[START OF Exercise data]
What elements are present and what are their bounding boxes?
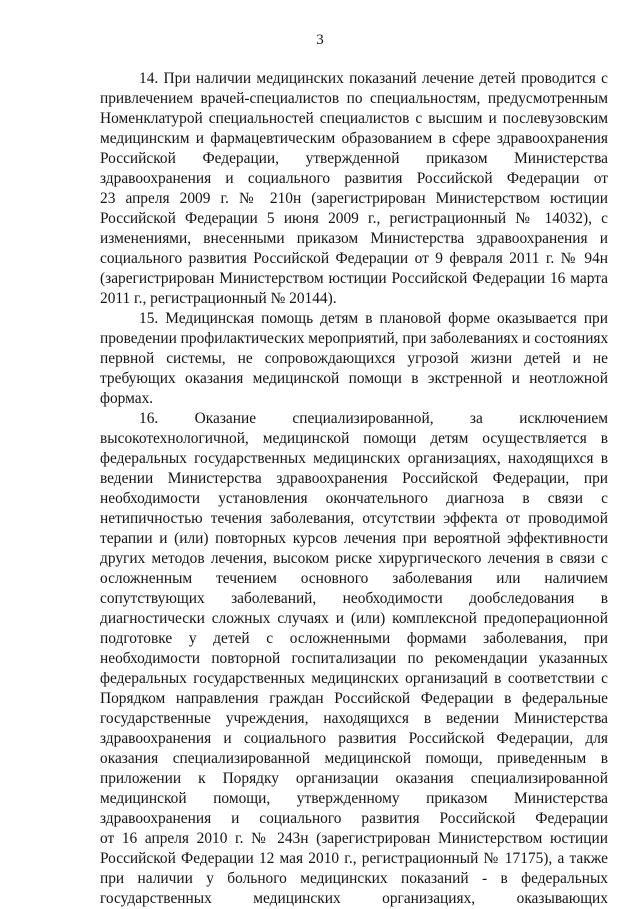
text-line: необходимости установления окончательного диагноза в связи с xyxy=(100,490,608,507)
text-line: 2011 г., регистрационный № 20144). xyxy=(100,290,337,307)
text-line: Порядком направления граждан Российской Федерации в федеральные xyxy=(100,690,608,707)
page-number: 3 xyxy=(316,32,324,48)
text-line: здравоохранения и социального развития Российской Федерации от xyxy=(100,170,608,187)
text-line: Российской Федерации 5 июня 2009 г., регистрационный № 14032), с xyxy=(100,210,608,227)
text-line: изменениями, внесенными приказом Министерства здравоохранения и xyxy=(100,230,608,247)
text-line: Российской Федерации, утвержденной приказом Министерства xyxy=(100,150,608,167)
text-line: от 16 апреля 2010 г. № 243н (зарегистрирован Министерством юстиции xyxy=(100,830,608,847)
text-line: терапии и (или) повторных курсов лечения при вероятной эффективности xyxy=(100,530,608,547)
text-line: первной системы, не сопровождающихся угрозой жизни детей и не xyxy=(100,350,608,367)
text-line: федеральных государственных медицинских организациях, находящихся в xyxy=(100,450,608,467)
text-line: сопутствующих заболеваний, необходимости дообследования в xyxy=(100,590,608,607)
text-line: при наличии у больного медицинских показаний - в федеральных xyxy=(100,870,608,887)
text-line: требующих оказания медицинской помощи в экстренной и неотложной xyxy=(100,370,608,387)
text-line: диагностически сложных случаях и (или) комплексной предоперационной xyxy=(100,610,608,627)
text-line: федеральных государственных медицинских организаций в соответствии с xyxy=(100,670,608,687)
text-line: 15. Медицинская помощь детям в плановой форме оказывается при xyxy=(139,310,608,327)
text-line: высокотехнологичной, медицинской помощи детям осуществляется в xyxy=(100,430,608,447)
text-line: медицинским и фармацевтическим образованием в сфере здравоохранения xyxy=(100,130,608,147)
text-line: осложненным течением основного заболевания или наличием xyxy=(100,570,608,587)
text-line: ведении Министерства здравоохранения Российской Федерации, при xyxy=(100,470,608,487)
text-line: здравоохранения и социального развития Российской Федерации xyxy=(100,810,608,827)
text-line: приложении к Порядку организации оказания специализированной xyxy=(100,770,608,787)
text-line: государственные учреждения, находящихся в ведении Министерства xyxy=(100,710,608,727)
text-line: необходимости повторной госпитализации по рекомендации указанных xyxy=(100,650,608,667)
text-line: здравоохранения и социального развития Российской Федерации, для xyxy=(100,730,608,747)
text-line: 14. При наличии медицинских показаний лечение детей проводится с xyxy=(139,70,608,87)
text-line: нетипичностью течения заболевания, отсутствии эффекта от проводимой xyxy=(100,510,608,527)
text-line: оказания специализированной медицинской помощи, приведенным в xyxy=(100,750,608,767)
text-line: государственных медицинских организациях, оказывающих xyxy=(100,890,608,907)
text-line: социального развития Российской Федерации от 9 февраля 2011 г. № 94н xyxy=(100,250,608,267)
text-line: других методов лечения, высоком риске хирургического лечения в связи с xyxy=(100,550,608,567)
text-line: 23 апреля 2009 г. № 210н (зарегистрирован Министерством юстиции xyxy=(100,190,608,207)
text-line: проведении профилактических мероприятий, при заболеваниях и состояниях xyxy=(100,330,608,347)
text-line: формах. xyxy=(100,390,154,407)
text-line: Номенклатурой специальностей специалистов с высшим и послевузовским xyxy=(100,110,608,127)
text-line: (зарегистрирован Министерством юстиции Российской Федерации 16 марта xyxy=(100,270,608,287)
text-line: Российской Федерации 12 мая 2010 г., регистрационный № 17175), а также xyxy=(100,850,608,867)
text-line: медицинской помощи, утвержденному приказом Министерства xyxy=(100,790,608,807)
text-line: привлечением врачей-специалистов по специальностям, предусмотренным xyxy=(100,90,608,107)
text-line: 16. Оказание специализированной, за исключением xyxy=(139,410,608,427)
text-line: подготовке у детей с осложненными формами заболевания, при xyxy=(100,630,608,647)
[END OF Exercise data]
[START OF Exercise data]
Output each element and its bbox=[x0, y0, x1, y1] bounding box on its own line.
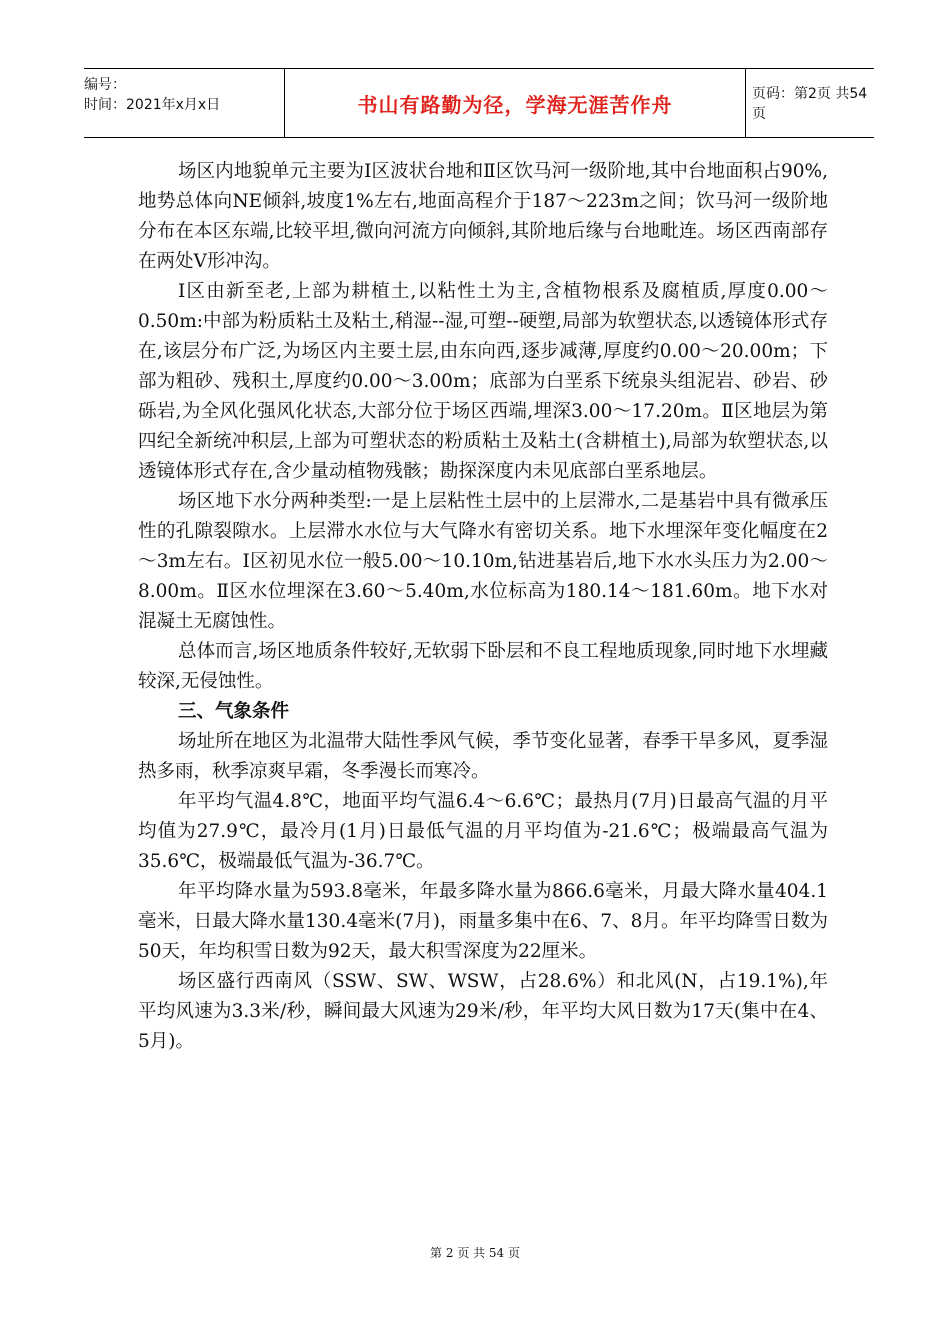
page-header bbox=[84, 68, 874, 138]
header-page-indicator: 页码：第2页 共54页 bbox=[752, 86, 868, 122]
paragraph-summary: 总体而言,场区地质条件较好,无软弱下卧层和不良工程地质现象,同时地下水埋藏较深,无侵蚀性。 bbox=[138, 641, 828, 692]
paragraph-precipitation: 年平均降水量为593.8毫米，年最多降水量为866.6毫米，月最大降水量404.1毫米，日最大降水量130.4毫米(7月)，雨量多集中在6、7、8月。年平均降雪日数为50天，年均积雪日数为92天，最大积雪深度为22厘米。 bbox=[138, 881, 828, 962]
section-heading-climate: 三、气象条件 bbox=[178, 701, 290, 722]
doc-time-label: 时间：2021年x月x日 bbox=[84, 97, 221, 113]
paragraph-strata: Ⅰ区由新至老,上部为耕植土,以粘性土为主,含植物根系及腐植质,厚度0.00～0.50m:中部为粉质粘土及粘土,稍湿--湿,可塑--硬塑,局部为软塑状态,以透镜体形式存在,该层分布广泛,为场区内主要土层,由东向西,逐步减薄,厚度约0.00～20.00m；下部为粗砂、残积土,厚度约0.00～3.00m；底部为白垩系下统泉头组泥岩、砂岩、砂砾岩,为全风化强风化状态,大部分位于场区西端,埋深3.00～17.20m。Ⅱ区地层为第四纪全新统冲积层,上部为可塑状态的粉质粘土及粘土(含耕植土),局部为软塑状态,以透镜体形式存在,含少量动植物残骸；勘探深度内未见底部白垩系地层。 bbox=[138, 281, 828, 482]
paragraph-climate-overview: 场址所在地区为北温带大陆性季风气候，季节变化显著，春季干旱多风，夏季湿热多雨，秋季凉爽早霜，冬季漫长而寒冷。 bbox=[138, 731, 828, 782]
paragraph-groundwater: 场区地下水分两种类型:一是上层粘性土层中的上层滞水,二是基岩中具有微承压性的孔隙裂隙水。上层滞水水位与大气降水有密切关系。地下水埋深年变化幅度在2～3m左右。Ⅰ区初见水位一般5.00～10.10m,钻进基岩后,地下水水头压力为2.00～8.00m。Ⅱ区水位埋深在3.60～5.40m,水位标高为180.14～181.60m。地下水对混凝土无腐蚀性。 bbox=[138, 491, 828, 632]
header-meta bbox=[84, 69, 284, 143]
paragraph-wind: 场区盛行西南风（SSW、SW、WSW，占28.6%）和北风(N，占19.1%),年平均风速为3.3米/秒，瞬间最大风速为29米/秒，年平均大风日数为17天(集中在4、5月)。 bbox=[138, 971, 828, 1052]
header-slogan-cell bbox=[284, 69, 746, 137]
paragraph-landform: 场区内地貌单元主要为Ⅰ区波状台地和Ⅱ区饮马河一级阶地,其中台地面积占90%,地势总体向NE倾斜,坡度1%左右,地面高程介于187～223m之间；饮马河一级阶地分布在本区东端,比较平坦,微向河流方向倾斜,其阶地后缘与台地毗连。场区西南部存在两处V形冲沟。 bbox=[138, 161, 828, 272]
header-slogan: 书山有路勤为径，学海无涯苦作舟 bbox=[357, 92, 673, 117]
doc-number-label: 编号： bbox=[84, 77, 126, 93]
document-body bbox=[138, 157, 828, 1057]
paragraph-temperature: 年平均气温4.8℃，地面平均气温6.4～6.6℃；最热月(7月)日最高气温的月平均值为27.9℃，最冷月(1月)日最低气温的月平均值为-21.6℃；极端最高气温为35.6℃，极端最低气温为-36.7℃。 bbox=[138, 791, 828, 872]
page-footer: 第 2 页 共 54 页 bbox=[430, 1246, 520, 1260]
[END OF Exercise data]
_Short problem_.
Copy the data lines verbatim, starting at the line containing "page-header bbox=[84, 68, 874, 138]" and ending at the line containing "header-slogan-cell bbox=[284, 69, 746, 137]", with both of those lines included.

_Exercise answer_.
page-header bbox=[84, 68, 874, 138]
header-page-indicator: 页码：第2页 共54页 bbox=[752, 86, 868, 122]
paragraph-summary: 总体而言,场区地质条件较好,无软弱下卧层和不良工程地质现象,同时地下水埋藏较深,无侵蚀性。 bbox=[138, 641, 828, 692]
paragraph-precipitation: 年平均降水量为593.8毫米，年最多降水量为866.6毫米，月最大降水量404.1毫米，日最大降水量130.4毫米(7月)，雨量多集中在6、7、8月。年平均降雪日数为50天，年均积雪日数为92天，最大积雪深度为22厘米。 bbox=[138, 881, 828, 962]
section-heading-climate: 三、气象条件 bbox=[178, 701, 290, 722]
doc-time-label: 时间：2021年x月x日 bbox=[84, 97, 221, 113]
paragraph-strata: Ⅰ区由新至老,上部为耕植土,以粘性土为主,含植物根系及腐植质,厚度0.00～0.50m:中部为粉质粘土及粘土,稍湿--湿,可塑--硬塑,局部为软塑状态,以透镜体形式存在,该层分布广泛,为场区内主要土层,由东向西,逐步减薄,厚度约0.00～20.00m；下部为粗砂、残积土,厚度约0.00～3.00m；底部为白垩系下统泉头组泥岩、砂岩、砂砾岩,为全风化强风化状态,大部分位于场区西端,埋深3.00～17.20m。Ⅱ区地层为第四纪全新统冲积层,上部为可塑状态的粉质粘土及粘土(含耕植土),局部为软塑状态,以透镜体形式存在,含少量动植物残骸；勘探深度内未见底部白垩系地层。 bbox=[138, 281, 828, 482]
paragraph-climate-overview: 场址所在地区为北温带大陆性季风气候，季节变化显著，春季干旱多风，夏季湿热多雨，秋季凉爽早霜，冬季漫长而寒冷。 bbox=[138, 731, 828, 782]
paragraph-groundwater: 场区地下水分两种类型:一是上层粘性土层中的上层滞水,二是基岩中具有微承压性的孔隙裂隙水。上层滞水水位与大气降水有密切关系。地下水埋深年变化幅度在2～3m左右。Ⅰ区初见水位一般5.00～10.10m,钻进基岩后,地下水水头压力为2.00～8.00m。Ⅱ区水位埋深在3.60～5.40m,水位标高为180.14～181.60m。地下水对混凝土无腐蚀性。 bbox=[138, 491, 828, 632]
header-meta bbox=[84, 69, 284, 143]
paragraph-wind: 场区盛行西南风（SSW、SW、WSW，占28.6%）和北风(N，占19.1%),年平均风速为3.3米/秒，瞬间最大风速为29米/秒，年平均大风日数为17天(集中在4、5月)。 bbox=[138, 971, 828, 1052]
header-slogan-cell bbox=[284, 69, 746, 137]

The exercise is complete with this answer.